▶ WHAT YOU SHOULD DO
Find the lines containing the word "共建美好家园" and copy every one of them.

[Data records]
"""

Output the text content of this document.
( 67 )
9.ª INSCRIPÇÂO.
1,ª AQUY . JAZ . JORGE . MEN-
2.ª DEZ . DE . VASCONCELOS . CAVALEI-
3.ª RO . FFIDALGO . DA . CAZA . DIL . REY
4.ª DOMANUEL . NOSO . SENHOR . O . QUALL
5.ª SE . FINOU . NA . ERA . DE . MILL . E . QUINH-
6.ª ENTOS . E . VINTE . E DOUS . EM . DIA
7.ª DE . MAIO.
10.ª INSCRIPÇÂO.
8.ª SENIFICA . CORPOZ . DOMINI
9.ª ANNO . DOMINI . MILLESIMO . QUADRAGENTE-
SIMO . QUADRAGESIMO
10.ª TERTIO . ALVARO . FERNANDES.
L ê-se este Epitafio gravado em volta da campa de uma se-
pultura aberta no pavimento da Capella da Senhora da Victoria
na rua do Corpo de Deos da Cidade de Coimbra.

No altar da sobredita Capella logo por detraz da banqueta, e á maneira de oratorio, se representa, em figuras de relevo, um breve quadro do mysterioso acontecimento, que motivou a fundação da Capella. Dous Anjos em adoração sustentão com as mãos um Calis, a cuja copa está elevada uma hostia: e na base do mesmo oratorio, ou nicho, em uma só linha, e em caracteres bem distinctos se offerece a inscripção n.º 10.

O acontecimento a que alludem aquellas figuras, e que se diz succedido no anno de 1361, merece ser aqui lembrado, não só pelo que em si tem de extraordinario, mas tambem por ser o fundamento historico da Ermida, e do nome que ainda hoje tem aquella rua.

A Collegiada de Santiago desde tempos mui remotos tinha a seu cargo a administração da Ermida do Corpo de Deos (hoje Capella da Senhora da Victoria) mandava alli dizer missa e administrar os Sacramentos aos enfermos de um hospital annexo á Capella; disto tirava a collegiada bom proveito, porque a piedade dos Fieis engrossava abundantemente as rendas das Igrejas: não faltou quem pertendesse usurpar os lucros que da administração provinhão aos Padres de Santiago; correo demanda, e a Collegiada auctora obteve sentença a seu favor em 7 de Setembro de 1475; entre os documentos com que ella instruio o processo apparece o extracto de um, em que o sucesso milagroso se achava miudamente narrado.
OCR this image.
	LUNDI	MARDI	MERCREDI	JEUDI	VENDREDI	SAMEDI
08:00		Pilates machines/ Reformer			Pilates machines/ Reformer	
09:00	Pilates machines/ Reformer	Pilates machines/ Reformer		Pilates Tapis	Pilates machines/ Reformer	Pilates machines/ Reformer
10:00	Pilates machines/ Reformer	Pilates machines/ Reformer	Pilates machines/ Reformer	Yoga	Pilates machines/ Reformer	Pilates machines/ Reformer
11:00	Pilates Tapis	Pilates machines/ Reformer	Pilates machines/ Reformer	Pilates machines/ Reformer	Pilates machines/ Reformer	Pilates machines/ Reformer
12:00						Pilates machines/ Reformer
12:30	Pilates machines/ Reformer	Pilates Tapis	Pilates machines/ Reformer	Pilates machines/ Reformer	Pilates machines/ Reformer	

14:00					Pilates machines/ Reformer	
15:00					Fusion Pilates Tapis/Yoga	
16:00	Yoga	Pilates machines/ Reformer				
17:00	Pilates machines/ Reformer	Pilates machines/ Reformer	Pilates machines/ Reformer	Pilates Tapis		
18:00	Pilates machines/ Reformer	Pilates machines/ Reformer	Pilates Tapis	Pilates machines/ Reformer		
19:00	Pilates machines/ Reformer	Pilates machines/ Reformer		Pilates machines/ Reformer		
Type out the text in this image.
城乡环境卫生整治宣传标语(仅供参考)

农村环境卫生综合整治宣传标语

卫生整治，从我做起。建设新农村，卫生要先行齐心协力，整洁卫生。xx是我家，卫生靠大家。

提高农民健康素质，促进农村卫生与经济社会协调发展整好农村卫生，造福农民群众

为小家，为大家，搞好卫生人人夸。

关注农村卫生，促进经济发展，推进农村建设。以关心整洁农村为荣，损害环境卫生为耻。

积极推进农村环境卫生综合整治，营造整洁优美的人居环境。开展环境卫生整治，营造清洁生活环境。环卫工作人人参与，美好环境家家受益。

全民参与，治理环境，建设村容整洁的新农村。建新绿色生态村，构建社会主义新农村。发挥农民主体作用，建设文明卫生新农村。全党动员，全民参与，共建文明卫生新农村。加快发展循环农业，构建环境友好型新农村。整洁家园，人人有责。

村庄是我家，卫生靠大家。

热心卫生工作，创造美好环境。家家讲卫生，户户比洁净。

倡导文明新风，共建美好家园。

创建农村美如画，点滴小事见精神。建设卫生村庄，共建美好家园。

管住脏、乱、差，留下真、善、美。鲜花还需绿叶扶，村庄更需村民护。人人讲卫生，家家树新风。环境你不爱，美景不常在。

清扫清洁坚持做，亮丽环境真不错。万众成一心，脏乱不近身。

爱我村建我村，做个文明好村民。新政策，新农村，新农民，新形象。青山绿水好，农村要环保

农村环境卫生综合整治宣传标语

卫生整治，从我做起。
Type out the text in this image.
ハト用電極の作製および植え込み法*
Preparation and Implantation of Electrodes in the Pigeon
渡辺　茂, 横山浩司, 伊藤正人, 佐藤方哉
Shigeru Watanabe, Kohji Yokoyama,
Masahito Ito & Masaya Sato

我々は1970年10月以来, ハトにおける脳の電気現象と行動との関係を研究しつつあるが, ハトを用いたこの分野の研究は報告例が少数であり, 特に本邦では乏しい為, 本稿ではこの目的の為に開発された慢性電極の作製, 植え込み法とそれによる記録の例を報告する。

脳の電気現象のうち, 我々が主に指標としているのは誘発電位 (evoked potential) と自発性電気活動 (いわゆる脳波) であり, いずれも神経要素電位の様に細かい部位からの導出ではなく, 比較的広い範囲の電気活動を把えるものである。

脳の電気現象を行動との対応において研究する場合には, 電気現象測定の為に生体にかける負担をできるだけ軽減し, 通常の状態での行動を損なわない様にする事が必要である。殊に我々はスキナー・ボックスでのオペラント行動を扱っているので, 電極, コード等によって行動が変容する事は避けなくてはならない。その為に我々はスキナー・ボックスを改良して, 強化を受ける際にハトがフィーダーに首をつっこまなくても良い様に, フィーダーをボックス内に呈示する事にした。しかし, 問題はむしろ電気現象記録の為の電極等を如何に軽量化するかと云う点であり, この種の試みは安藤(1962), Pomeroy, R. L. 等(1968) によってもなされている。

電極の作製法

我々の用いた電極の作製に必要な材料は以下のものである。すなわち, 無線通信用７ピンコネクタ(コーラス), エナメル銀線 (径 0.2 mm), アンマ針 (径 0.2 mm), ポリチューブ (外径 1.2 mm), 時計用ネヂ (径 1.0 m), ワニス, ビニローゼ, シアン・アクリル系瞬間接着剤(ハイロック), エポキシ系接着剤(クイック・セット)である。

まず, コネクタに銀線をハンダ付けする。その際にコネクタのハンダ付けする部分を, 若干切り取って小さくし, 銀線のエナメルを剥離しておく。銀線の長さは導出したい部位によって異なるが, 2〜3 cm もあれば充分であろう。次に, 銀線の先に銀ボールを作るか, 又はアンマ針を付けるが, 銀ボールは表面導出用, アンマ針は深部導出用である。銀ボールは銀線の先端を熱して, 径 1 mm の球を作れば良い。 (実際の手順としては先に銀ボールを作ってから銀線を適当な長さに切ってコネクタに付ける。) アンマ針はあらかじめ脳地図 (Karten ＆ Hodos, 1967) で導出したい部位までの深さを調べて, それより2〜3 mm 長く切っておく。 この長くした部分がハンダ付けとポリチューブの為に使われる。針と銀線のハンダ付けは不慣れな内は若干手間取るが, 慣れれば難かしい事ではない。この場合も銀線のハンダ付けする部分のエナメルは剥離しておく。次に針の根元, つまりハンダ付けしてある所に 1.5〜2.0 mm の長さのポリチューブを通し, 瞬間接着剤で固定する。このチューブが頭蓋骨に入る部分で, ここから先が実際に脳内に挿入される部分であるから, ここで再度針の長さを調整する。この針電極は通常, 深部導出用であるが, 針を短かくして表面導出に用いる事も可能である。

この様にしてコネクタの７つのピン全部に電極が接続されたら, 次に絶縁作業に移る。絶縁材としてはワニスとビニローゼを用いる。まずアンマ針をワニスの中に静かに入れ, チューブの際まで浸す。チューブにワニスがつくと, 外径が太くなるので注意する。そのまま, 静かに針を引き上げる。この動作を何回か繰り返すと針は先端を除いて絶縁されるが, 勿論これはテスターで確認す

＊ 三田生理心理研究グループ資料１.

"""

▶ SOLVED EXERCISE
倡导文明新风，共建美好家园。
创建农村美如画，点滴小事见精神。建设卫生村庄，共建美好家园。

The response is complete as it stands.